:: Information given ::

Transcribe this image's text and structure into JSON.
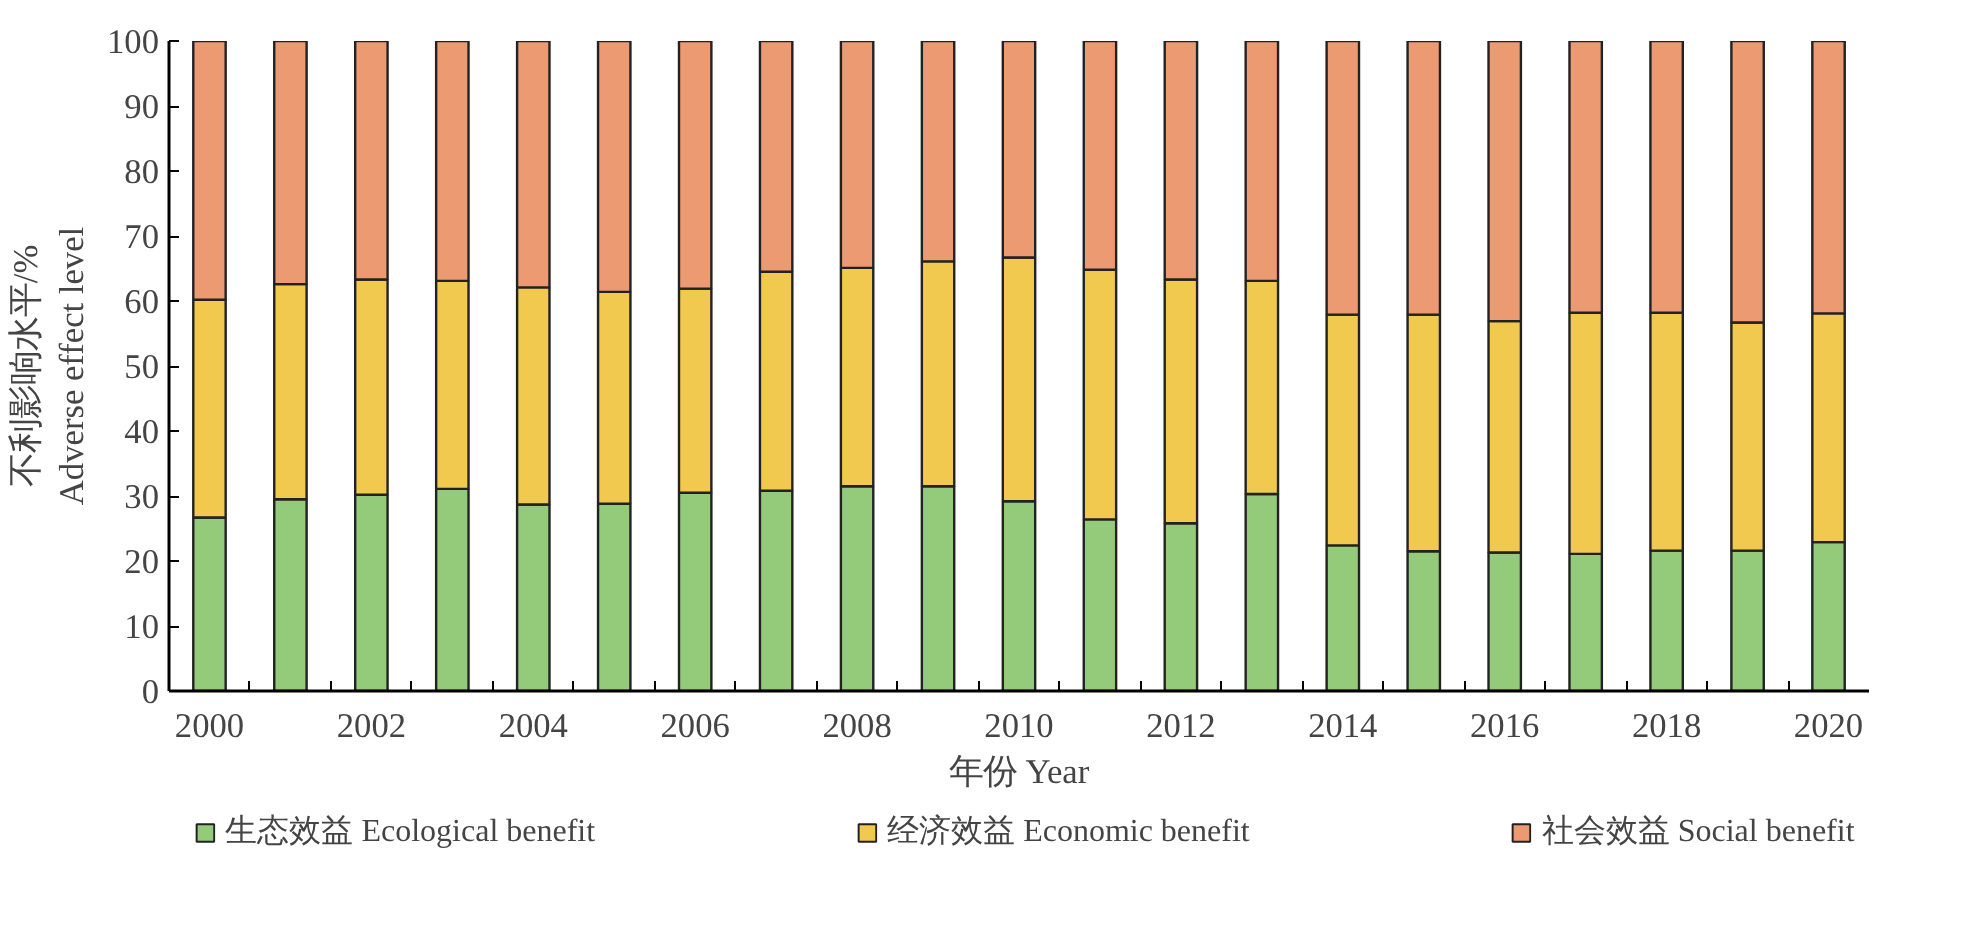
{
  "chart_data": {
    "type": "bar",
    "stacked": true,
    "categories": [
      "2000",
      null,
      "2002",
      null,
      "2004",
      null,
      "2006",
      null,
      "2008",
      null,
      "2010",
      null,
      "2012",
      null,
      "2014",
      null,
      "2016",
      null,
      "2018",
      null,
      "2020"
    ],
    "xlabel": "年份 Year",
    "ylabel": "不利影响水平/%\nAdverse effect level",
    "ylim": [
      0,
      100
    ],
    "yticks": [
      0,
      10,
      20,
      30,
      40,
      50,
      60,
      70,
      80,
      90,
      100
    ],
    "grid": false,
    "legend": "bottom",
    "series": [
      {
        "name": "生态效益 Ecological benefit",
        "color": "#93cb7b",
        "values": [
          26.7,
          29.5,
          30.2,
          31.1,
          28.7,
          28.8,
          30.5,
          30.8,
          31.5,
          31.5,
          29.2,
          26.4,
          25.8,
          30.3,
          22.4,
          21.5,
          21.3,
          21.1,
          21.6,
          21.6,
          22.9
        ]
      },
      {
        "name": "经济效益 Economic benefit",
        "color": "#f2c94f",
        "values": [
          33.5,
          33.1,
          33.1,
          32.0,
          33.4,
          32.6,
          31.4,
          33.7,
          33.6,
          34.6,
          37.5,
          38.4,
          37.5,
          32.8,
          35.5,
          36.4,
          35.6,
          37.1,
          36.6,
          35.1,
          35.2
        ]
      },
      {
        "name": "社会效益 Social benefit",
        "color": "#ec9a72",
        "values": [
          39.8,
          37.4,
          36.7,
          36.9,
          37.9,
          38.6,
          38.1,
          35.5,
          34.9,
          33.9,
          33.3,
          35.2,
          36.7,
          36.9,
          42.1,
          42.1,
          43.1,
          41.8,
          41.8,
          43.3,
          41.9
        ]
      }
    ]
  }
}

:::

Without including any picture, retype the entries exactly.

** Solution for this problem **
Transcribe this image's text and structure into JSON.
{
  "chart_data": {
    "type": "bar",
    "stacked": true,
    "categories": [
      "2000",
      null,
      "2002",
      null,
      "2004",
      null,
      "2006",
      null,
      "2008",
      null,
      "2010",
      null,
      "2012",
      null,
      "2014",
      null,
      "2016",
      null,
      "2018",
      null,
      "2020"
    ],
    "xlabel": "年份 Year",
    "ylabel": "不利影响水平/%\nAdverse effect level",
    "ylim": [
      0,
      100
    ],
    "yticks": [
      0,
      10,
      20,
      30,
      40,
      50,
      60,
      70,
      80,
      90,
      100
    ],
    "grid": false,
    "legend": "bottom",
    "series": [
      {
        "name": "生态效益 Ecological benefit",
        "color": "#93cb7b",
        "values": [
          26.7,
          29.5,
          30.2,
          31.1,
          28.7,
          28.8,
          30.5,
          30.8,
          31.5,
          31.5,
          29.2,
          26.4,
          25.8,
          30.3,
          22.4,
          21.5,
          21.3,
          21.1,
          21.6,
          21.6,
          22.9
        ]
      },
      {
        "name": "经济效益 Economic benefit",
        "color": "#f2c94f",
        "values": [
          33.5,
          33.1,
          33.1,
          32.0,
          33.4,
          32.6,
          31.4,
          33.7,
          33.6,
          34.6,
          37.5,
          38.4,
          37.5,
          32.8,
          35.5,
          36.4,
          35.6,
          37.1,
          36.6,
          35.1,
          35.2
        ]
      },
      {
        "name": "社会效益 Social benefit",
        "color": "#ec9a72",
        "values": [
          39.8,
          37.4,
          36.7,
          36.9,
          37.9,
          38.6,
          38.1,
          35.5,
          34.9,
          33.9,
          33.3,
          35.2,
          36.7,
          36.9,
          42.1,
          42.1,
          43.1,
          41.8,
          41.8,
          43.3,
          41.9
        ]
      }
    ]
  }
}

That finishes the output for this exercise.